SUPPLIED TEXT:
········
Moussaoui Jurors Choose Life
From: http://www.truthout.org/docs_2006/050506J.shtml
Friday 05 May 2006
The Bush administration's four-year crusade to kill Zacarias Moussaoui for whatever role he played in the September 11
attacks ended Wednesday when the jury declared Moussaoui will live. Seekers of vengeance are furious that the jury did
not opt for death. But the verdict reveals that justice has been done.
Moussaoui, a mentally ill wannabe terrorist, pleaded guilty to conspiracy charges in connection with the 9/11 attacks.
At his sentencing hearing, the jury heard heart-wrenching testimony that brought the reality of September 11 into the
courtroom. Prosecutors were confident the jury would say that Moussaoui must die to avenge the worst terrorist attack on
US soil in our history.
The jury struggled for seven days before deciding Moussaoui would spend the rest of his life in prison. Jurors could
not agree that Moussaoui caused the deaths of nearly 3,000 people. Nine of the 12 jurors considered the circumstances of
Moussaoui's early life to be mitigating factors. His father physically and emotionally abused his family, and Moussaoui
spent much of his childhood in orphanages.
Perhaps most significant was the testimony of family members of the 9/11 victims. Twelve testified for the defense.
Although the rules forbade them from telling the jury that they favored life over death for Moussaoui, their intent was
clear. This is the first time victim family members who oppose capital punishment have ever testified in a federal death
penalty trial.
These family members gave the jury permission to let Moussaoui live.
Although they did not speak out during the trial, they are now expressing relief at the jury's verdict.
Robin Theurkauf, whose husband died in the World Trade Center, testified for the defense. A divinity student at Yale,
Theurkauf said, "We may have given them [the jurors] permission to free themselves from an obligation to respond to the
massive grief with vengeance. We allowed them to view the case dispassionately."
"More than anyone, we understand why the jury chose the sentence they did," said Terry Rockefeller, whose sister Laura
Rockefeller was in the North Tower of the World Trade Center on September 11, 2001. "As a long-time opponent of the
death penalty, a belief even this devastating personal tragedy has not altered, I am relieved by the jury's decision not
to sentence Zacarias Moussaoui to death." Rockefeller is a member of the Board of Directors of Murder Victims' Families
for Reconciliation.
Antonio Aversano also testified for the defense. His father, Louis Aversano Jr., was a World Trade Center victim.
Aversano believes "that our best personal defense against terrorism is to not let the fear and hatred of terror consume
our lives but to take whatever steps are necessary to reclaim our hearts, to honor each other and to live life well."
Other family members also spoke of the importance of modeling a compassionate society for our children.
········
EXTRACTED INFORMATION:
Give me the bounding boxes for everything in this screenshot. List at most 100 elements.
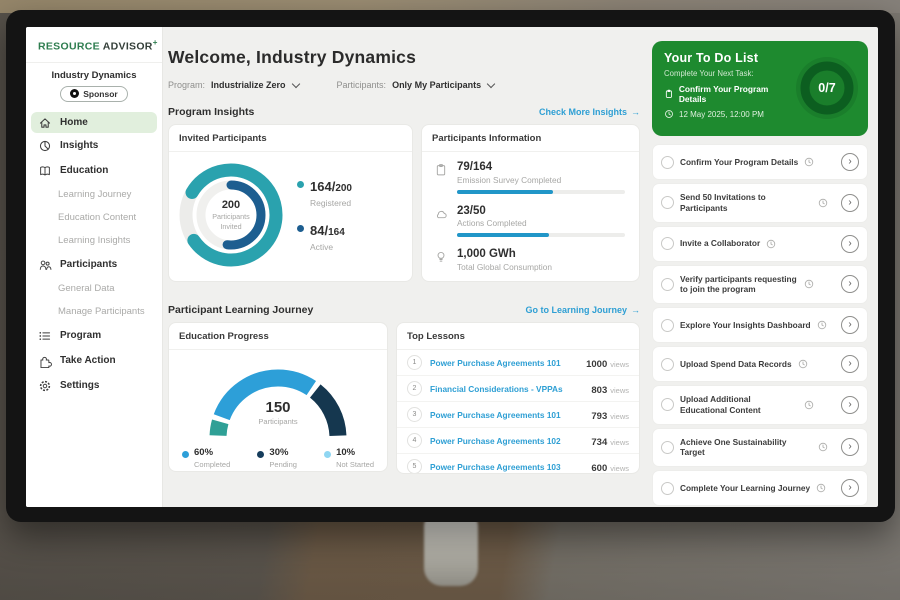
lesson-link[interactable]: Power Purchase Agreements 101 (430, 357, 561, 368)
list-icon (38, 329, 52, 343)
clock-icon[interactable] (804, 157, 814, 167)
task-label: Invite a Collaborator (680, 238, 761, 249)
education-progress-gauge: 150 Participants (183, 352, 373, 444)
clock-icon[interactable] (818, 442, 828, 452)
lesson-views-suffix: views (610, 359, 629, 369)
sidebar-item-participants[interactable]: Participants (26, 252, 162, 277)
clock-icon[interactable] (804, 279, 814, 289)
task-list: Confirm Your Program Details › Send 50 I… (652, 144, 868, 507)
task-row[interactable]: Explore Your Insights Dashboard › (652, 307, 868, 344)
task-row[interactable]: Upload Additional Educational Content › (652, 385, 868, 425)
check-more-insights-link[interactable]: Check More Insights → (539, 107, 640, 117)
legend-value: 10% (336, 447, 356, 458)
sidebar-item-learning-journey[interactable]: Learning Journey (26, 183, 162, 206)
task-open-button[interactable]: › (841, 153, 859, 171)
task-checkbox[interactable] (661, 318, 674, 332)
lesson-link[interactable]: Power Purchase Agreements 101 (430, 409, 561, 420)
task-row[interactable]: Complete Your Learning Journey › (652, 470, 868, 507)
go-to-learning-journey-link[interactable]: Go to Learning Journey → (525, 305, 640, 315)
link-label: Go to Learning Journey (525, 305, 627, 315)
task-row[interactable]: Verify participants requesting to join t… (652, 264, 868, 305)
task-row[interactable]: Achieve One Sustainability Target › (652, 427, 868, 468)
stat-label: Emission Survey Completed (457, 174, 562, 185)
sidebar-item-insights[interactable]: Insights (26, 133, 162, 158)
clock-icon[interactable] (804, 400, 814, 410)
arrow-right-icon: → (631, 305, 640, 315)
task-row[interactable]: Confirm Your Program Details › (652, 144, 868, 180)
legend-dot (297, 225, 304, 232)
task-checkbox[interactable] (661, 155, 674, 169)
task-checkbox[interactable] (661, 196, 674, 210)
gear-icon (38, 379, 52, 393)
task-label: Confirm Your Program Details (680, 156, 799, 167)
education-progress-title: Education Progress (169, 323, 387, 350)
sidebar-item-home[interactable]: Home (31, 112, 157, 133)
task-row[interactable]: Invite a Collaborator › (652, 225, 868, 262)
photo-background-top (0, 0, 900, 13)
progress-fill (457, 189, 553, 194)
todo-next-task: Confirm Your Program Details (678, 84, 769, 104)
sidebar-item-label: Program (60, 330, 102, 341)
sidebar-item-education-content[interactable]: Education Content (26, 206, 162, 229)
legend-registered: 164/200 Registered (297, 178, 352, 208)
task-row[interactable]: Upload Spend Data Records › (652, 346, 868, 383)
task-checkbox[interactable] (661, 398, 674, 412)
task-checkbox[interactable] (661, 481, 674, 495)
legend-value: 60% (194, 447, 214, 458)
sidebar-item-settings[interactable]: Settings (26, 373, 162, 398)
clock-icon[interactable] (818, 198, 828, 208)
task-checkbox[interactable] (661, 237, 674, 251)
task-checkbox[interactable] (661, 277, 674, 291)
lesson-link[interactable]: Financial Considerations - VPPAs (430, 383, 563, 394)
clock-icon[interactable] (816, 483, 826, 493)
task-open-button[interactable]: › (841, 479, 859, 498)
task-checkbox[interactable] (661, 357, 674, 371)
clock-icon[interactable] (817, 320, 827, 330)
lesson-views: 803 (591, 384, 608, 396)
task-open-button[interactable]: › (841, 355, 859, 374)
lesson-row: 5 Power Purchase Agreements 103 600 views (397, 454, 639, 474)
task-open-button[interactable]: › (841, 438, 859, 457)
todo-panel: Your To Do List Complete Your Next Task:… (652, 27, 868, 507)
dashboard-screen: RESOURCE ADVISOR+ Industry Dynamics Spon… (26, 27, 878, 507)
task-label: Explore Your Insights Dashboard (680, 319, 811, 330)
clipboard-icon (665, 89, 672, 98)
sidebar-item-take-action[interactable]: Take Action (26, 348, 162, 373)
task-checkbox[interactable] (661, 440, 674, 454)
lesson-views: 734 (591, 436, 608, 448)
task-row[interactable]: Send 50 Invitations to Participants › (652, 183, 868, 223)
progress-fill (457, 233, 550, 238)
registered-total: 200 (335, 183, 352, 194)
lesson-row: 3 Power Purchase Agreements 101 793 views (397, 402, 639, 428)
clock-icon[interactable] (798, 359, 808, 369)
logo-primary: RESOURCE (38, 40, 100, 53)
stat-emission-survey: 79/164 Emission Survey Completed (434, 154, 627, 198)
home-icon (38, 116, 52, 130)
sidebar-item-education[interactable]: Education (26, 158, 162, 183)
learning-journey-heading: Participant Learning Journey (168, 304, 314, 316)
clock-icon[interactable] (766, 239, 776, 249)
participants-filter[interactable]: Participants: Only My Participants (337, 79, 496, 90)
task-open-button[interactable]: › (841, 234, 859, 253)
sidebar-item-manage-participants[interactable]: Manage Participants (26, 300, 162, 323)
task-label: Upload Spend Data Records (680, 358, 792, 369)
task-open-button[interactable]: › (841, 275, 859, 294)
task-open-button[interactable]: › (841, 193, 859, 212)
lesson-views: 600 (591, 462, 608, 474)
lesson-link[interactable]: Power Purchase Agreements 103 (430, 461, 561, 472)
task-open-button[interactable]: › (841, 395, 859, 414)
task-label: Verify participants requesting to join t… (680, 273, 797, 295)
sidebar-item-program[interactable]: Program (26, 323, 162, 348)
active-value: 84/ (310, 223, 329, 238)
lesson-link[interactable]: Power Purchase Agreements 102 (430, 435, 561, 446)
org-name: Industry Dynamics (51, 69, 137, 81)
stat-value: 1,000 GWh (457, 248, 516, 261)
program-filter[interactable]: Program: Industrialize Zero (168, 79, 300, 90)
sidebar-item-learning-insights[interactable]: Learning Insights (26, 229, 162, 252)
progress-bar (457, 189, 625, 194)
cloud-icon (434, 207, 448, 221)
task-open-button[interactable]: › (841, 316, 859, 335)
link-label: Check More Insights (538, 107, 627, 117)
invited-total-label: Participants Invited (212, 212, 250, 231)
sidebar-item-general-data[interactable]: General Data (26, 277, 162, 300)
········
WRITTEN TASKS:
(a) Translate this sentence from the article on the Moussaoui verdict into Spanish: "The jury struggled for seven days before deciding Moussaoui would spend the rest of his life in prison."
(b) Please carry on the article about the Moussaoui verdict, picking up after its last sentence.
The entries were drawn from a separate source.

EXPECTED ANSWERS:
(a) El jurado batalló durante siete días antes de decidir que Moussaoui pasaría el resto de su vida en prisión.

(b)
"Beyond the verdict in this trial, I oppose using the death penalty to demonstrate to citizens that murder is so wrong
that we will kill to prove it wrong," said Patricia Perry. Her son John William Perry was a member of the New York
Police Department who died at the World Trade Center. "State killing teaches our children that we do not mean what we
say and inures us as a society to the horror of killing."
Loretta Filipov's husband Al was on the first plane to the hit the World Trade Center. She feels that "killing Zacarias
Moussaoui will not bring my husband back. It will not change the life my family and I now have without my husband and
their father. But what killing will do," she said, "is to continue the cycle of violence, hate and revenge. This is not
the face we want for our future, for our children and grandchildren."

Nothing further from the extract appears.